Document section:
Nemo (nemoslibrary) | 2456 comments Janice(JG) wrote: "the Church itself is not the end of my quest. ."

Do you envision the end of your spiritual quest as something that involves many other people, or is it strictly an individual thing?


message 33: by Lily (last edited Jun 27, 2016 08:32PM) (new)

Lily (joy1) | 5030 comments David wrote: "Here is a different conversion story:
Bacon and God's Wrath"


"Bacon, atheism, the Internet, Julia Child, and Christopher Hitchens converge in the intellectual awakening of a Canadian nonagenarian."

Clever story. Do JC & CH have anything to do with it other than as background influencing Internet characters?

James avoids dealing with theology and sacred texts. As a Protestant, one of my own journeys (e.g., Phyllis A. Tickle, Emergence Christianity) has been the struggle with "sola scriptura" as (probably?) the major source of earthly religious authority. As we know, the Bible, in its various Jewish and Christian forms, can be considered largely a collection of stories about the relationships of the Divine and the human. Other religions that provide sacred texts usually include Wisdom books or sayings that are comparable across faiths. None of this seems to fall within the scope of what James is lecturing upon, although I continue to become more and more fascinated about the role of story in human experience/history.

E.g., https://en.wikipedia.org/wiki/Golden_...


message 34: by Nemo (new)

Nemo (nemoslibrary) | 2456 comments Kerstin wrote: "Nemo wrote: "How did you become a Protestant in the first place? :) "

Baptism :) My mother comes from a long line of Lutherans. I grew up in rural southern Germany, which is predominantly Catholic."


How did the two sides finally manage to live in peace with one another?


message 35: by Janice (JG) (new)

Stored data
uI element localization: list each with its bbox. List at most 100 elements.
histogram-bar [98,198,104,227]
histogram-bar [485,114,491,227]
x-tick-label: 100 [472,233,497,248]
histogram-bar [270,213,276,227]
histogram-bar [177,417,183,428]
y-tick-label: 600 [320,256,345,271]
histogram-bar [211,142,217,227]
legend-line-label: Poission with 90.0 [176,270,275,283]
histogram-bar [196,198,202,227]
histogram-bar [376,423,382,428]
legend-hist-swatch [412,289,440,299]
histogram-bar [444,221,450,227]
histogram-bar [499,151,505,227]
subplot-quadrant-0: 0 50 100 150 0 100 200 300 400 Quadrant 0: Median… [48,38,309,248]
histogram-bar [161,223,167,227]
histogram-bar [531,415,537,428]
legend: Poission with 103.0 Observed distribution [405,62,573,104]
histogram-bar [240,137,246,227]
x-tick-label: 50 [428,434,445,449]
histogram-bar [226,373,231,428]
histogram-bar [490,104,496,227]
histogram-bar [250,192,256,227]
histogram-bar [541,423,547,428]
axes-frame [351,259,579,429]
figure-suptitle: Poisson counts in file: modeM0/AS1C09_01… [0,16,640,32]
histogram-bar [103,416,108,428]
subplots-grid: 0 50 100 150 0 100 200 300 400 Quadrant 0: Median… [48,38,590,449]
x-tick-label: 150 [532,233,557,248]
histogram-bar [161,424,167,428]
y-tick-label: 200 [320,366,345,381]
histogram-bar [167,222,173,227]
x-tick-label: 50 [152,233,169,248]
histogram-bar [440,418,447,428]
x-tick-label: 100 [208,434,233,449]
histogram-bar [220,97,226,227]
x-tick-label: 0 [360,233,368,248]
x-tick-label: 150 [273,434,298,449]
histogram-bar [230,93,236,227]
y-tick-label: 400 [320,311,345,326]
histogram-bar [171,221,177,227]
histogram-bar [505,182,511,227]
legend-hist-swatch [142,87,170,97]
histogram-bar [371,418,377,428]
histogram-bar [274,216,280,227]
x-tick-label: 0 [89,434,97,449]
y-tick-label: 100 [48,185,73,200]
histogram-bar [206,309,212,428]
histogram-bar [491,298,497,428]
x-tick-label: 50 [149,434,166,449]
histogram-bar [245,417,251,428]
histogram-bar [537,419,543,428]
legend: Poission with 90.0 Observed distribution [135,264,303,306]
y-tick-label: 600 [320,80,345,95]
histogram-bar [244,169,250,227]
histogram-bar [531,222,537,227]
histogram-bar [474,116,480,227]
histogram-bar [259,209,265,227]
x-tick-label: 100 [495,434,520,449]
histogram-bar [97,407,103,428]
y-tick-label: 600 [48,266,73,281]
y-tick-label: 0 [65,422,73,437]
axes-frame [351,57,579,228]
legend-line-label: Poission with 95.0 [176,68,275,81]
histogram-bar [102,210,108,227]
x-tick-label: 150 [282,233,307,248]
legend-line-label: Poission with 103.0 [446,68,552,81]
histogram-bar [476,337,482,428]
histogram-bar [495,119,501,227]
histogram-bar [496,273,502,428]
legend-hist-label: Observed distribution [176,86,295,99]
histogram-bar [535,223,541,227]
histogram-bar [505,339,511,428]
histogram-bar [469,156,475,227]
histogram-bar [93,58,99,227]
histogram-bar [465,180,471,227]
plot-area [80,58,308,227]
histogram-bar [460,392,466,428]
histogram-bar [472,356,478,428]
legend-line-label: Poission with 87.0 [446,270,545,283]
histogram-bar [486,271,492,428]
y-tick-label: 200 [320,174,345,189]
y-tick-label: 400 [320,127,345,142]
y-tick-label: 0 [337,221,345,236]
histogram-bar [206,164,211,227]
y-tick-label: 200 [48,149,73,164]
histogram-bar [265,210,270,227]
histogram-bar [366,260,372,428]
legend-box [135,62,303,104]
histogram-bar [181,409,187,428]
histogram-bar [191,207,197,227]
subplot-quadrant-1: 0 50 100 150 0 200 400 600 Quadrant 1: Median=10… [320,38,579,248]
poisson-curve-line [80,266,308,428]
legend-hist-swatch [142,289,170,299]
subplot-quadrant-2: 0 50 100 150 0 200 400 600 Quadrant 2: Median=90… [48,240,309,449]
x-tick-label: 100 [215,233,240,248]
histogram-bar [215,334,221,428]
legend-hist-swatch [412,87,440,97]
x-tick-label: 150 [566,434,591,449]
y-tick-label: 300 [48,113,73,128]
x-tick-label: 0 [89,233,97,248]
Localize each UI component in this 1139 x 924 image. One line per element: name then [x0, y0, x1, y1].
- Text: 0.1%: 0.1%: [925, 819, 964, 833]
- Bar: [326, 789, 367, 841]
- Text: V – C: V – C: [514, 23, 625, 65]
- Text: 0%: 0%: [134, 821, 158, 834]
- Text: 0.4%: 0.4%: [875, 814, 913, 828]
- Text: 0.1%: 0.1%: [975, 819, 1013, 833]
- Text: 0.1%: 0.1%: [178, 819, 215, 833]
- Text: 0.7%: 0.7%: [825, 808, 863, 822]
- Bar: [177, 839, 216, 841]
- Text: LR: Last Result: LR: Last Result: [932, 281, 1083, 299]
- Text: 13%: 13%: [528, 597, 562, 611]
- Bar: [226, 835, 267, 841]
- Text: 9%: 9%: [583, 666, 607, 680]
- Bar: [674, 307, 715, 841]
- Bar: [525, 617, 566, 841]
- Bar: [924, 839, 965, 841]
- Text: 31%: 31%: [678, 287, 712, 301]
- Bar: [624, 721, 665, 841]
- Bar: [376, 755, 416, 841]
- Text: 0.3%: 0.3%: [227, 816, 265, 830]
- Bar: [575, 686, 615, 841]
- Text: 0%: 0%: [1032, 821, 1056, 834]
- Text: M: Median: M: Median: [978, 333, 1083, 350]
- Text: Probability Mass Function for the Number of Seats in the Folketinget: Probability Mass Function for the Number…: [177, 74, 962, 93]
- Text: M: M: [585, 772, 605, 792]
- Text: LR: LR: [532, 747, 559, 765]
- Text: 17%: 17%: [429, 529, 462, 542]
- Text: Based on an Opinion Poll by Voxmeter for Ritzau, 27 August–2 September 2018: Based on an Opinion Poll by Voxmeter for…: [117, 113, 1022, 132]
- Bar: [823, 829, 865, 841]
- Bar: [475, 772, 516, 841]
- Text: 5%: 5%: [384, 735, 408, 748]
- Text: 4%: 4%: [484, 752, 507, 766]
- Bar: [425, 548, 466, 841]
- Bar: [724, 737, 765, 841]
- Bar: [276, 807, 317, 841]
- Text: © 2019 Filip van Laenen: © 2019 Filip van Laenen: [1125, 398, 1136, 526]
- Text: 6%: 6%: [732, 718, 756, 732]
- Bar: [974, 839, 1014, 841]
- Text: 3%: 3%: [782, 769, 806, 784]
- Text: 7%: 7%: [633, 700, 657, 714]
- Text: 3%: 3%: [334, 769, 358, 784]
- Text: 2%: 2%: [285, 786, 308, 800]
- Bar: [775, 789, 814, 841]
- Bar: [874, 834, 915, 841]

Task item A:
According to the forum thread, where did Kerstin grow up?
Task item B:
Quote the forum thread between "Clever story. Do" and "E.g., https://en.wikipedia.org/wiki/Golden_...", inclusive.
Task item C:
Write what comes next in the forum thread, continuing from its final line.

Task output A:
In rural southern Germany.

Task output B:
Clever story. Do JC & CH have anything to do with it other than as background influencing Internet characters?

James avoids dealing with theology and sacred texts. As a Protestant, one of my own journeys (e.g., Phyllis A. Tickle, Emergence Christianity) has been the struggle with "sola scriptura" as (probably?) the major source of earthly religious authority. As we know, the Bible, in its various Jewish and Christian forms, can be considered largely a collection of stories about the relationships of the Divine and the human. Other religions that provide sacred texts usually include Wisdom books or sayings that are comparable across faiths. None of this seems to fall within the scope of what James is lecturing upon, although I continue to become more and more fascinated about the role of story in human experience/history.

E.g., https://en.wikipedia.org/wiki/Golden_...

Task output C:
Janice (JG) | 117 comments Nemo wrote: "Janice(JG) wrote: "the Church itself is not the end of my quest. ."

Do you envision the end of your spiritual quest as something that involves many other people, or is it strictly an individual thing?..."


That's a very interesting question. I haven't actually envisioned any end to this quest, I have no idea what that might look like. On the one hand, I can imagine it as a spiritual awakening for planet earth and all its creatures. On the other hand, all I can ever really know is what I experience, which is always an individual subjective thing... at least it is in this lifetime, on this planet.


message 36: by Kerstin (new)

Kerstin | 568 comments Nemo wrote: "How did the two sides finally manage to live in peace with one another?"

I think after the 30-Years War everyone was exhausted!

In Germany to this day you pretty much have a patchwork of areas which are either predominantly Lutheran or Catholic. It used to be if for some political reason you got another overlord who wasn't part of your confession entire populations moved out and others moved in. I found it interesting when the historian Christopher Bellitto pointed out there was a general fatigue within the population by the mid 17th century and many returned to the "Old Faith" -- independently from the Church's efforts in the counter-reformation to reclaim lost areas.


message 37: by Kerstin (new)

Kerstin | 568 comments Lily wrote: "Other religions that provide sacred texts usually include Wisdom books or sayings that are comparable across faiths."

I find these arch-types fascinating. Our common humanity across the globe is undeniable.

There was a time when I devoured the books by Joseph Campbell inspired by the PBS interviews with Bill Moyers.


message 38: by David (new)

David | 2681 comments Kerstin wrote: "Lily wrote: "Other religions that provide sacred texts usually include Wisdom books or sayings that are comparable across faiths."

Sacred texts come with too much "Dog"ma, but wisdom books are cool.
How to gain, how to keep, how to recover happiness, is in fact for most men [and dogs] at all times the secret motive of all they do, and of all they are willing to endure.

James, William. The Varieties of Religious Experience: A Study in Human Nature (p. 66). Taylor and Francis. Kindle Edition.

If I had to guess, I would say Snoopy is a first-born.


message 39: by Janice (JG) (new)

Janice (JG) | 117 comments Ha! Actually, Snoopy is very Zen.


message 40: by David (new)

David | 2681 comments Janice(JG) wrote: "Ha! Actually, Snoopy is very Zen."